• [Written request] All lines in the data bearing the string "coronary" should be identified and copied.

• [Records provided]
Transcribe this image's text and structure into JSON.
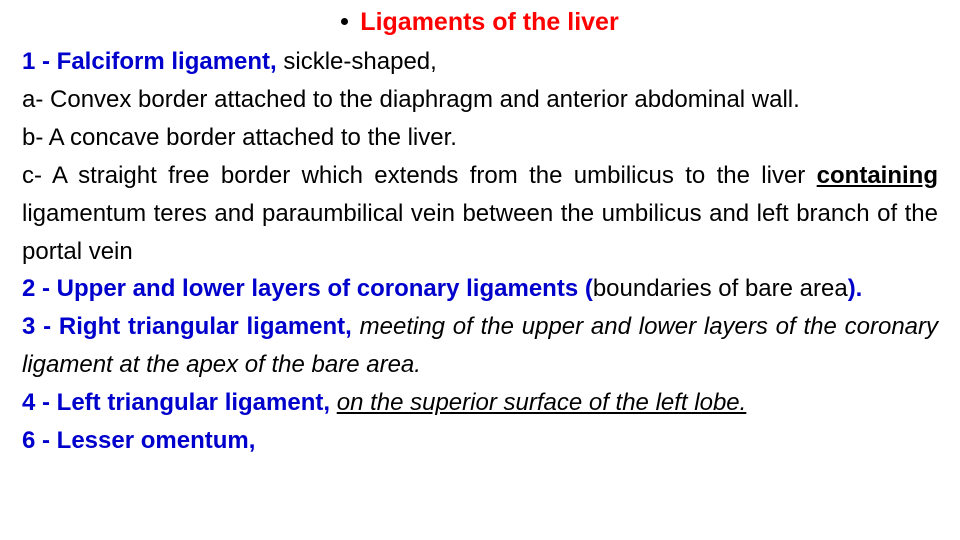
{
  "title": "Ligaments of the liver",
  "title_color": "#ff0000",
  "body_color": "#000000",
  "heading_color": "#0000cc",
  "font_family": "Arial",
  "base_font_size_pt": 18,
  "lines": {
    "h1_num": "1 - Falciform ligament, ",
    "h1_rest": "sickle-shaped,",
    "a": "a- Convex border attached to the diaphragm and anterior abdominal wall.",
    "b": "b- A concave border attached to the liver.",
    "c_part1": "c- A straight free border which extends from the umbilicus to the liver ",
    "c_bold": "containing",
    "c_part2": " ligamentum teres and paraumbilical vein between the umbilicus and left branch of the portal vein",
    "h2_num": "2 - Upper and lower layers of coronary ligaments (",
    "h2_rest": "boundaries of bare area",
    "h2_close": ").",
    "h3_num": "3 - Right triangular ligament, ",
    "h3_rest": "meeting of the upper and lower layers of the coronary ligament at the apex of the bare area.",
    "h4_num": "4 - Left triangular ligament, ",
    "h4_rest": "on the superior surface of the left lobe.",
    "h6": "6 - Lesser omentum,"
  }
}
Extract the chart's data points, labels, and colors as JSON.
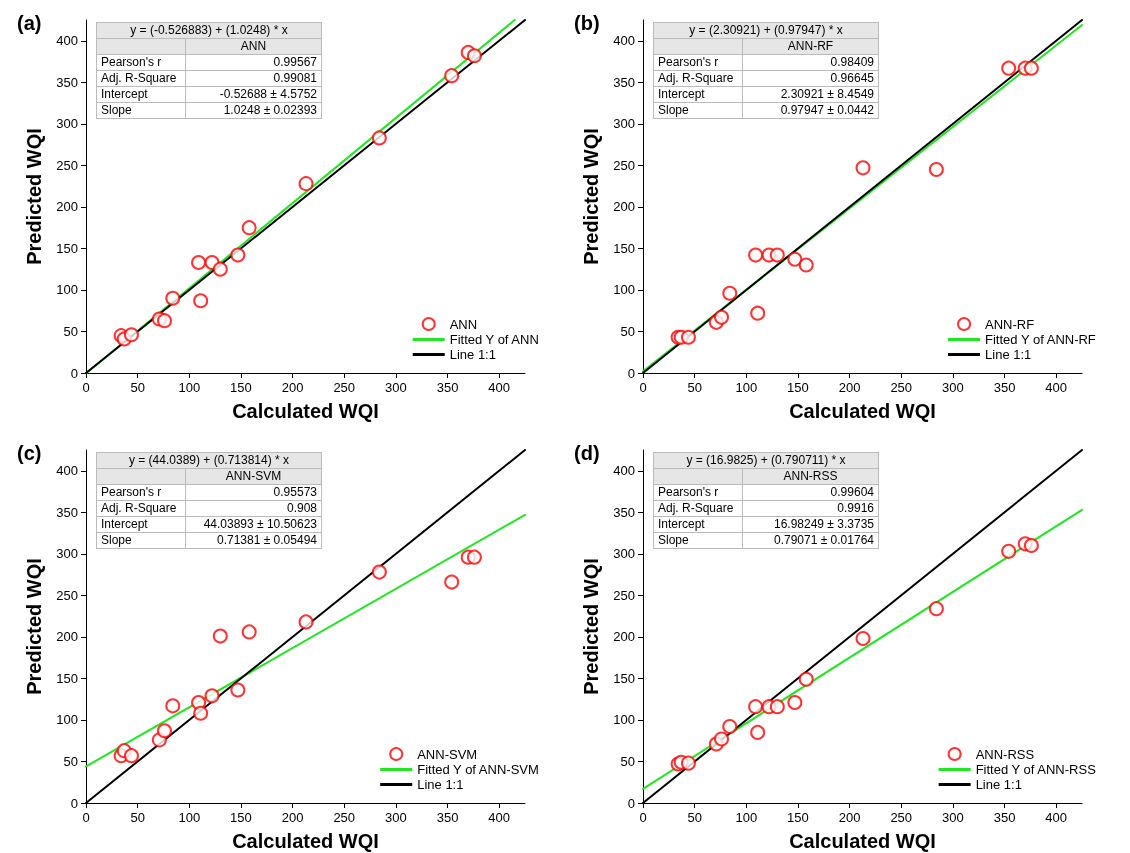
{
  "chart_data": [
    {
      "type": "scatter",
      "title": "(a)",
      "xlabel": "Calculated WQI",
      "ylabel": "Predicted WQI",
      "xlim": [
        0,
        425
      ],
      "ylim": [
        0,
        425
      ],
      "xticks": [
        0,
        50,
        100,
        150,
        200,
        250,
        300,
        350,
        400
      ],
      "yticks": [
        0,
        50,
        100,
        150,
        200,
        250,
        300,
        350,
        400
      ],
      "legend": "bottom right",
      "annotations": [
        "y = (-0.526883) + (1.0248) * x",
        "ANN",
        "Pearson's r",
        "0.99567",
        "Adj. R-Square",
        "0.99081",
        "Intercept",
        "-0.52688 ± 4.5752",
        "Slope",
        "1.0248 ± 0.02393"
      ],
      "series": [
        {
          "name": "ANN",
          "color": "#ff0000",
          "marker": "circle",
          "x": [
            34,
            37,
            44,
            71,
            76,
            84,
            109,
            111,
            122,
            130,
            147,
            158,
            213,
            284,
            354,
            370,
            376
          ],
          "values": [
            45,
            41,
            46,
            65,
            63,
            90,
            133,
            87,
            133,
            125,
            142,
            175,
            228,
            283,
            358,
            386,
            382
          ]
        },
        {
          "name": "Fitted Y of ANN",
          "type": "line",
          "color": "#22e622",
          "marker": "none",
          "x": [
            0.5,
            415
          ],
          "values": [
            0,
            425
          ]
        },
        {
          "name": "Line 1:1",
          "type": "line",
          "color": "#000000",
          "x": [
            0,
            425
          ],
          "values": [
            0,
            425
          ]
        }
      ]
    },
    {
      "type": "scatter",
      "title": "(b)",
      "xlabel": "Calculated WQI",
      "ylabel": "Predicted WQI",
      "xlim": [
        0,
        425
      ],
      "ylim": [
        0,
        425
      ],
      "xticks": [
        0,
        50,
        100,
        150,
        200,
        250,
        300,
        350,
        400
      ],
      "yticks": [
        0,
        50,
        100,
        150,
        200,
        250,
        300,
        350,
        400
      ],
      "legend": "bottom right",
      "annotations": [
        "y = (2.30921) + (0.97947) * x",
        "ANN-RF",
        "Pearson's r",
        "0.98409",
        "Adj. R-Square",
        "0.96645",
        "Intercept",
        "2.30921 ± 8.4549",
        "Slope",
        "0.97947 ± 0.0442"
      ],
      "series": [
        {
          "name": "ANN-RF",
          "color": "#ff0000",
          "marker": "circle",
          "x": [
            34,
            37,
            44,
            71,
            76,
            84,
            109,
            111,
            122,
            130,
            147,
            158,
            213,
            284,
            354,
            370,
            376
          ],
          "values": [
            43,
            43,
            43,
            61,
            67,
            96,
            142,
            72,
            142,
            142,
            137,
            130,
            247,
            245,
            367,
            367,
            367
          ]
        },
        {
          "name": "Fitted Y of ANN-RF",
          "type": "line",
          "color": "#22e622",
          "marker": "none",
          "x": [
            0,
            425
          ],
          "values": [
            2,
            419
          ]
        },
        {
          "name": "Line 1:1",
          "type": "line",
          "color": "#000000",
          "x": [
            0,
            425
          ],
          "values": [
            0,
            425
          ]
        }
      ]
    },
    {
      "type": "scatter",
      "title": "(c)",
      "xlabel": "Calculated WQI",
      "ylabel": "Predicted WQI",
      "xlim": [
        0,
        425
      ],
      "ylim": [
        0,
        425
      ],
      "xticks": [
        0,
        50,
        100,
        150,
        200,
        250,
        300,
        350,
        400
      ],
      "yticks": [
        0,
        50,
        100,
        150,
        200,
        250,
        300,
        350,
        400
      ],
      "legend": "bottom right",
      "annotations": [
        "y = (44.0389) + (0.713814) * x",
        "ANN-SVM",
        "Pearson's r",
        "0.95573",
        "Adj. R-Square",
        "0.908",
        "Intercept",
        "44.03893 ± 10.50623",
        "Slope",
        "0.71381 ± 0.05494"
      ],
      "series": [
        {
          "name": "ANN-SVM",
          "color": "#ff0000",
          "marker": "circle",
          "x": [
            34,
            37,
            44,
            71,
            76,
            84,
            109,
            111,
            122,
            130,
            147,
            158,
            213,
            284,
            354,
            370,
            376
          ],
          "values": [
            57,
            63,
            57,
            76,
            87,
            117,
            121,
            108,
            129,
            201,
            136,
            206,
            218,
            278,
            266,
            296,
            296
          ]
        },
        {
          "name": "Fitted Y of ANN-SVM",
          "type": "line",
          "color": "#22e622",
          "marker": "none",
          "x": [
            0,
            425
          ],
          "values": [
            44,
            347
          ]
        },
        {
          "name": "Line 1:1",
          "type": "line",
          "color": "#000000",
          "x": [
            0,
            425
          ],
          "values": [
            0,
            425
          ]
        }
      ]
    },
    {
      "type": "scatter",
      "title": "(d)",
      "xlabel": "Calculated WQI",
      "ylabel": "Predicted WQI",
      "xlim": [
        0,
        425
      ],
      "ylim": [
        0,
        425
      ],
      "xticks": [
        0,
        50,
        100,
        150,
        200,
        250,
        300,
        350,
        400
      ],
      "yticks": [
        0,
        50,
        100,
        150,
        200,
        250,
        300,
        350,
        400
      ],
      "legend": "bottom right",
      "annotations": [
        "y = (16.9825) + (0.790711) * x",
        "ANN-RSS",
        "Pearson's r",
        "0.99604",
        "Adj. R-Square",
        "0.9916",
        "Intercept",
        "16.98249 ± 3.3735",
        "Slope",
        "0.79071 ± 0.01764"
      ],
      "series": [
        {
          "name": "ANN-RSS",
          "color": "#ff0000",
          "marker": "circle",
          "x": [
            34,
            37,
            44,
            71,
            76,
            84,
            109,
            111,
            122,
            130,
            147,
            158,
            213,
            284,
            354,
            370,
            376
          ],
          "values": [
            47,
            49,
            48,
            71,
            77,
            92,
            116,
            85,
            116,
            116,
            121,
            149,
            198,
            234,
            303,
            312,
            310
          ]
        },
        {
          "name": "Fitted Y of ANN-RSS",
          "type": "line",
          "color": "#22e622",
          "marker": "none",
          "x": [
            0,
            425
          ],
          "values": [
            17,
            353
          ]
        },
        {
          "name": "Line 1:1",
          "type": "line",
          "color": "#000000",
          "x": [
            0,
            425
          ],
          "values": [
            0,
            425
          ]
        }
      ]
    }
  ]
}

• [Result of this task]
    "h2_num": "2 - Upper and lower layers of coronary ligaments (",
    "h3_rest": "meeting of the upper and lower layers of the coronary ligament at the apex of the bare area.",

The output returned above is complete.